--- start Record set ---

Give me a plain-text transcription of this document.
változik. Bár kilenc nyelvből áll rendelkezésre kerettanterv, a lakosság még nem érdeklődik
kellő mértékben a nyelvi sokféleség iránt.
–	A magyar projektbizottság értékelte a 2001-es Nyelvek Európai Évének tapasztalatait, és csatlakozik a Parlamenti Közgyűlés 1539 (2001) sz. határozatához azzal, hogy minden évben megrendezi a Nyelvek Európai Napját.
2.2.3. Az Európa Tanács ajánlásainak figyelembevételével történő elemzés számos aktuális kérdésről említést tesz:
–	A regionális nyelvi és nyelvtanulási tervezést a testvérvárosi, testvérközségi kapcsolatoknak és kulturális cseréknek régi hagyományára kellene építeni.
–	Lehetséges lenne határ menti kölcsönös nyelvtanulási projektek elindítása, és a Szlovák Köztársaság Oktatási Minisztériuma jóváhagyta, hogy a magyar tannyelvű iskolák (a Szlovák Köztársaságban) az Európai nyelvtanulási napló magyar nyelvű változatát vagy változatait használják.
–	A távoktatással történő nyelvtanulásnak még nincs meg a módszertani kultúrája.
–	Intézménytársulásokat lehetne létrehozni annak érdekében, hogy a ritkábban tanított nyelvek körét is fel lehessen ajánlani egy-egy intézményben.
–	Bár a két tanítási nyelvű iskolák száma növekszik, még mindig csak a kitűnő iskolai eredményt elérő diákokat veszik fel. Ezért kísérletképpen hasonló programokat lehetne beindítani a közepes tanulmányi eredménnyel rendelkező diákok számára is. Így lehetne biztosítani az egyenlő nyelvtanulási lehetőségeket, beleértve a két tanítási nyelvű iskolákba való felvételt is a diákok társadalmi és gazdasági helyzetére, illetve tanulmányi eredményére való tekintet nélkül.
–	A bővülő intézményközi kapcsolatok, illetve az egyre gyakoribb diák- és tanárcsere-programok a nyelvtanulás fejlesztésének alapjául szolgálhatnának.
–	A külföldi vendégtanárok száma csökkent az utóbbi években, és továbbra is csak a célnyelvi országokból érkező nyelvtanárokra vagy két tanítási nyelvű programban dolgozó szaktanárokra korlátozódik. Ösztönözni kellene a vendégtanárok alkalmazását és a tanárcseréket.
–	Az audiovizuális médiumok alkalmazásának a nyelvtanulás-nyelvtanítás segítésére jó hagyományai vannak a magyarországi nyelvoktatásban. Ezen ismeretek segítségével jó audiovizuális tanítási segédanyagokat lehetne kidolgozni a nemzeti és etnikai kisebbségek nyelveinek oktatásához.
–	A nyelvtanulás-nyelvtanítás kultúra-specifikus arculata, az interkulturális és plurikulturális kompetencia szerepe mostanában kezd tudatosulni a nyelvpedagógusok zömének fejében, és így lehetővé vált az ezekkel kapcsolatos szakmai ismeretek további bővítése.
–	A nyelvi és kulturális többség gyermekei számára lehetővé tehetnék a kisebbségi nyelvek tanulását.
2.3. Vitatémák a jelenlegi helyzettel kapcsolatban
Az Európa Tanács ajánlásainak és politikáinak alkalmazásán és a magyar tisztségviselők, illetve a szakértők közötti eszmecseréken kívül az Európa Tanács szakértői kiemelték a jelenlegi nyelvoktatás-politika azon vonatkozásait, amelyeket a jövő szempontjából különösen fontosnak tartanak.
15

--- end Record set ---

Copy out each line of the entries that holds "Tanács".

> **Exercise solution**:
2.2.3. Az Európa Tanács ajánlásainak figyelembevételével történő elemzés számos aktuális kérdésről említést tesz:
Az Európa Tanács ajánlásainak és politikáinak alkalmazásán és a magyar tisztségviselők, illetve a szakértők közötti eszmecseréken kívül az Európa Tanács szakértői kiemelték a jelenlegi nyelvoktatás-politika azon vonatkozásait, amelyeket a jövő szempontjából különösen fontosnak tartanak.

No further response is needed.